--- RECORDS SHOWN ---

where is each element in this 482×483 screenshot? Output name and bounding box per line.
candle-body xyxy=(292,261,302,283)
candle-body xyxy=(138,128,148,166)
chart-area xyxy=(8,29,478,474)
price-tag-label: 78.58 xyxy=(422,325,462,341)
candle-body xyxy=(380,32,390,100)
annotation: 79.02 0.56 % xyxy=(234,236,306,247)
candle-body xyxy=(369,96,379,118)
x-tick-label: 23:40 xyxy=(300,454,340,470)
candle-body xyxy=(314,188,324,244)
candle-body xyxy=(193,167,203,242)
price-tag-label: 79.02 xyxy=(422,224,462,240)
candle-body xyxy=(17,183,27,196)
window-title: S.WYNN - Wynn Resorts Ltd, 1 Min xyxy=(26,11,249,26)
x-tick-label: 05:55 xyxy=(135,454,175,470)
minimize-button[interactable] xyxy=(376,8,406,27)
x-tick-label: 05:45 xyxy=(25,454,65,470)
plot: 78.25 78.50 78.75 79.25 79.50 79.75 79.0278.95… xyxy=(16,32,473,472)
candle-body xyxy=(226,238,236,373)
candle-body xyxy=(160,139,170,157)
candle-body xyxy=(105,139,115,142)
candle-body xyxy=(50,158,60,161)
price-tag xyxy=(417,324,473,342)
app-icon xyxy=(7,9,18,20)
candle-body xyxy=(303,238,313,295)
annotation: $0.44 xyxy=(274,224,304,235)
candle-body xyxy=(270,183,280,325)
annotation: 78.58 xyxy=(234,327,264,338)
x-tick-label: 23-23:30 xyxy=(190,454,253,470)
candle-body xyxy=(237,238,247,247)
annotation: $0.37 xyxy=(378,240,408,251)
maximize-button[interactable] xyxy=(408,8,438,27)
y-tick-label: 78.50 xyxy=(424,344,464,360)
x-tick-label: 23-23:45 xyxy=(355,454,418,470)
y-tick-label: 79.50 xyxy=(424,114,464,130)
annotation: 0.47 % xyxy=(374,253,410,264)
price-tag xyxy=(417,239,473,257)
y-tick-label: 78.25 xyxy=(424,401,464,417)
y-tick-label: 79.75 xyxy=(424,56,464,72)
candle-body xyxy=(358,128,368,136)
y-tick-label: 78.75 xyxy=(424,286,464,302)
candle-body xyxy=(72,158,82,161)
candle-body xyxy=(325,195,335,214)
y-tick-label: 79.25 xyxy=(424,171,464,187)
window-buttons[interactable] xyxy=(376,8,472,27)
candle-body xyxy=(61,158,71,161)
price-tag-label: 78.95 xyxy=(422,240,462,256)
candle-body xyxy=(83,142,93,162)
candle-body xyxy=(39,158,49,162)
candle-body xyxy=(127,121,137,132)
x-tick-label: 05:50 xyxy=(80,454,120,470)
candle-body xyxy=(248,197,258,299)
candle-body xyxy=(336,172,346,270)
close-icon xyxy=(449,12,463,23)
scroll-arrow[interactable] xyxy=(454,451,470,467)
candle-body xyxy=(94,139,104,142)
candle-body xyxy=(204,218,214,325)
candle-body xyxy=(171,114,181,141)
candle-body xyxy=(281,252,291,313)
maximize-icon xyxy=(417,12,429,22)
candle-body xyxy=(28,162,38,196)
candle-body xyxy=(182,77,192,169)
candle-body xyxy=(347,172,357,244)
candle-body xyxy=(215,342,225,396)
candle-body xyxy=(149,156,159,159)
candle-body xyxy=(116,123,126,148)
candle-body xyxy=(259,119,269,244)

---

**TASK DETAILS:**
Write out the lines of the data above word for word, from the start of the data through the line containing "y-tick-label: 78.25 xyxy=(424,401,464,417)", including both ends.

**EXERCISE SOLUTION:**
where is each element in this 482×483 screenshot? Output name and bounding box per line.
candle-body xyxy=(292,261,302,283)
candle-body xyxy=(138,128,148,166)
chart-area xyxy=(8,29,478,474)
price-tag-label: 78.58 xyxy=(422,325,462,341)
candle-body xyxy=(380,32,390,100)
annotation: 79.02 0.56 % xyxy=(234,236,306,247)
candle-body xyxy=(369,96,379,118)
x-tick-label: 23:40 xyxy=(300,454,340,470)
candle-body xyxy=(314,188,324,244)
candle-body xyxy=(193,167,203,242)
price-tag-label: 79.02 xyxy=(422,224,462,240)
candle-body xyxy=(17,183,27,196)
window-title: S.WYNN - Wynn Resorts Ltd, 1 Min xyxy=(26,11,249,26)
x-tick-label: 05:55 xyxy=(135,454,175,470)
minimize-button[interactable] xyxy=(376,8,406,27)
x-tick-label: 05:45 xyxy=(25,454,65,470)
plot: 78.25 78.50 78.75 79.25 79.50 79.75 79.0278.95… xyxy=(16,32,473,472)
candle-body xyxy=(226,238,236,373)
candle-body xyxy=(160,139,170,157)
candle-body xyxy=(105,139,115,142)
candle-body xyxy=(50,158,60,161)
price-tag xyxy=(417,324,473,342)
app-icon xyxy=(7,9,18,20)
candle-body xyxy=(303,238,313,295)
annotation: $0.44 xyxy=(274,224,304,235)
candle-body xyxy=(270,183,280,325)
annotation: 78.58 xyxy=(234,327,264,338)
x-tick-label: 23-23:30 xyxy=(190,454,253,470)
candle-body xyxy=(237,238,247,247)
annotation: $0.37 xyxy=(378,240,408,251)
maximize-button[interactable] xyxy=(408,8,438,27)
y-tick-label: 78.50 xyxy=(424,344,464,360)
x-tick-label: 23-23:45 xyxy=(355,454,418,470)
y-tick-label: 79.50 xyxy=(424,114,464,130)
annotation: 0.47 % xyxy=(374,253,410,264)
price-tag xyxy=(417,239,473,257)
y-tick-label: 78.25 xyxy=(424,401,464,417)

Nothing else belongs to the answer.